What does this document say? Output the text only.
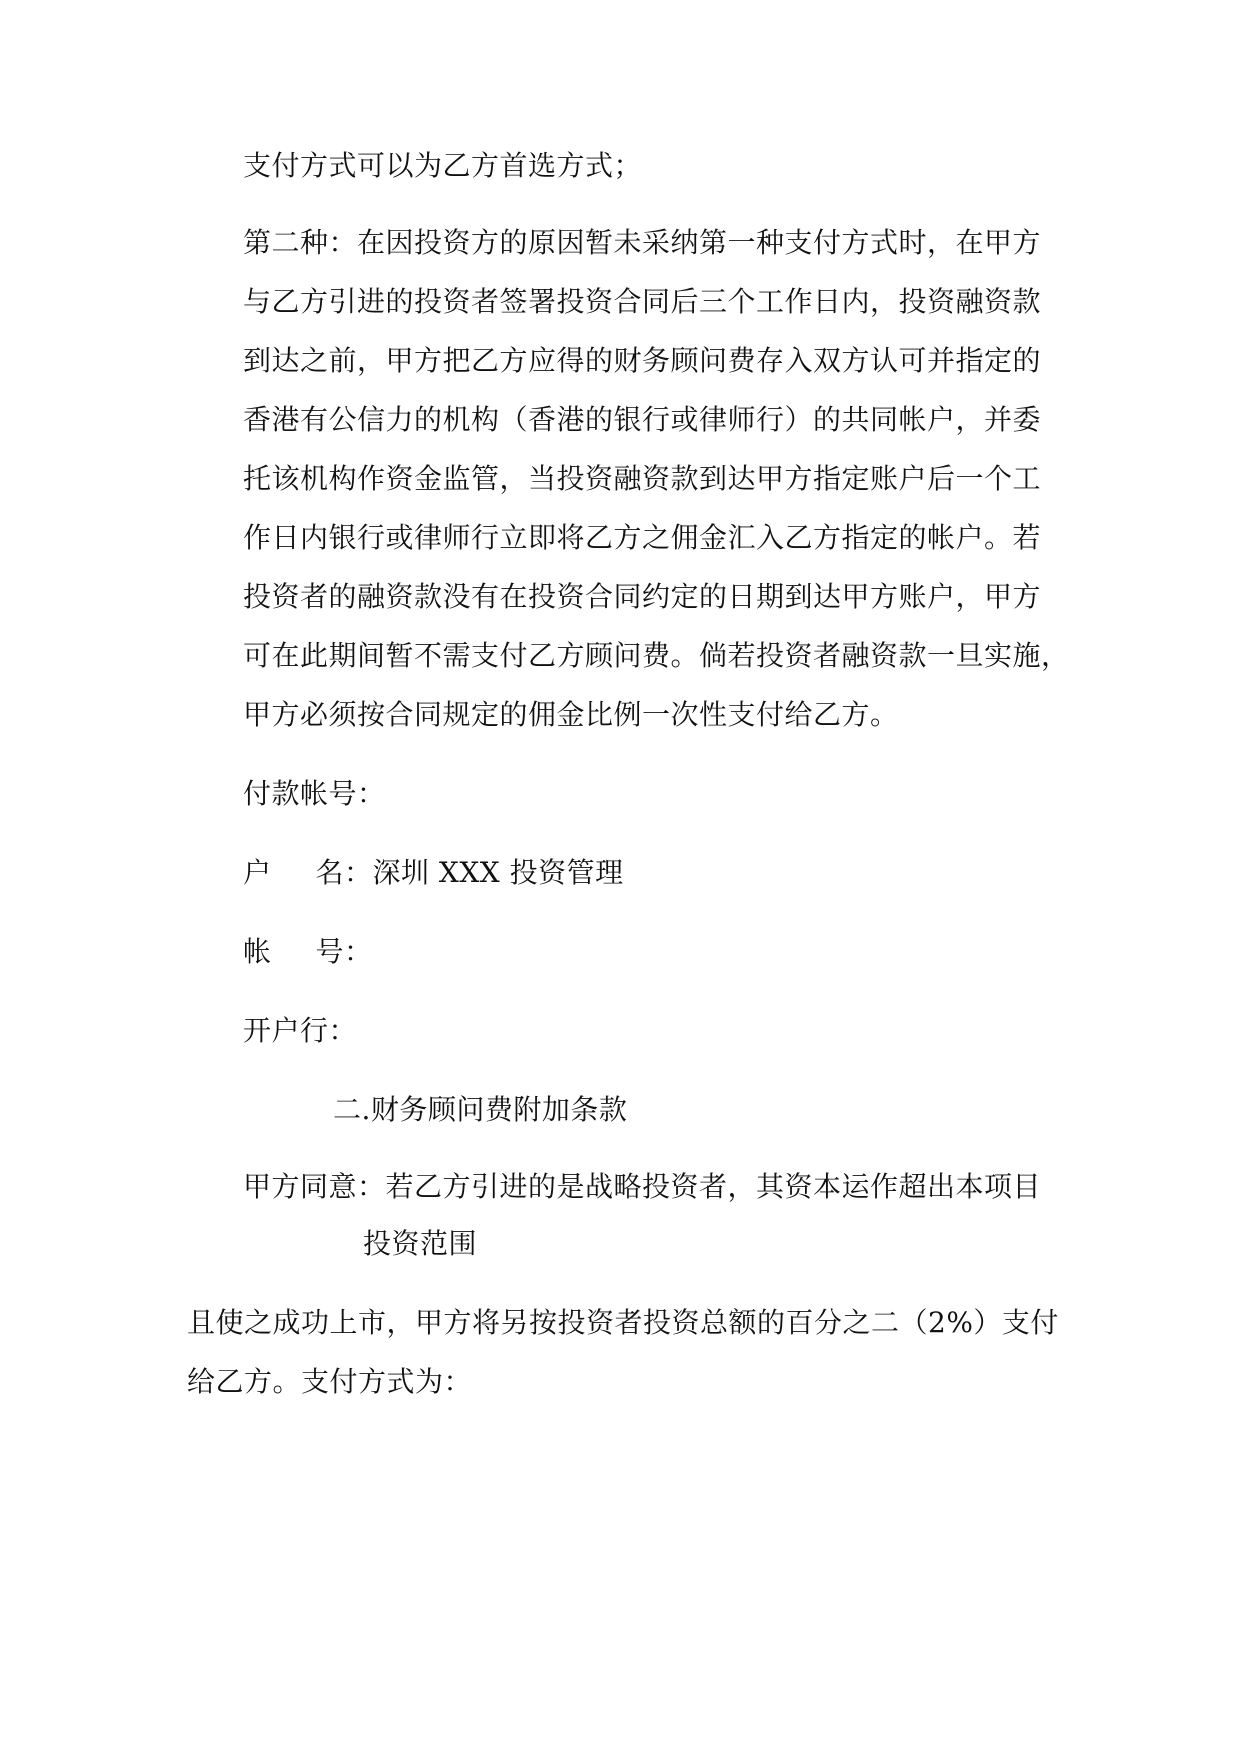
支付方式可以为乙方首选方式；
第二种：在因投资方的原因暂未采纳第一种支付方式时，在甲方
与乙方引进的投资者签署投资合同后三个工作日内，投资融资款
到达之前，甲方把乙方应得的财务顾问费存入双方认可并指定的
香港有公信力的机构（香港的银行或律师行）的共同帐户，并委
托该机构作资金监管，当投资融资款到达甲方指定账户后一个工
作日内银行或律师行立即将乙方之佣金汇入乙方指定的帐户。若
投资者的融资款没有在投资合同约定的日期到达甲方账户，甲方
可在此期间暂不需支付乙方顾问费。倘若投资者融资款一旦实施，
甲方必须按合同规定的佣金比例一次性支付给乙方。
付款帐号：
户 名：深圳 XXX 投资管理
帐 号：
开户行：
二.财务顾问费附加条款
甲方同意：若乙方引进的是战略投资者，其资本运作超出本项目
投资范围
且使之成功上市，甲方将另按投资者投资总额的百分之二（2%）支付
给乙方。支付方式为：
:::::
**Task:** Copy out the entries verbatim and leave the images out.

**Exercise solution:**
What does this document say? Output the text only.
支付方式可以为乙方首选方式；
第二种：在因投资方的原因暂未采纳第一种支付方式时，在甲方
与乙方引进的投资者签署投资合同后三个工作日内，投资融资款
到达之前，甲方把乙方应得的财务顾问费存入双方认可并指定的
香港有公信力的机构（香港的银行或律师行）的共同帐户，并委
托该机构作资金监管，当投资融资款到达甲方指定账户后一个工
作日内银行或律师行立即将乙方之佣金汇入乙方指定的帐户。若
投资者的融资款没有在投资合同约定的日期到达甲方账户，甲方
可在此期间暂不需支付乙方顾问费。倘若投资者融资款一旦实施，
甲方必须按合同规定的佣金比例一次性支付给乙方。
付款帐号：
户 名：深圳 XXX 投资管理
帐 号：
开户行：
二.财务顾问费附加条款
甲方同意：若乙方引进的是战略投资者，其资本运作超出本项目
投资范围
且使之成功上市，甲方将另按投资者投资总额的百分之二（2%）支付
给乙方。支付方式为：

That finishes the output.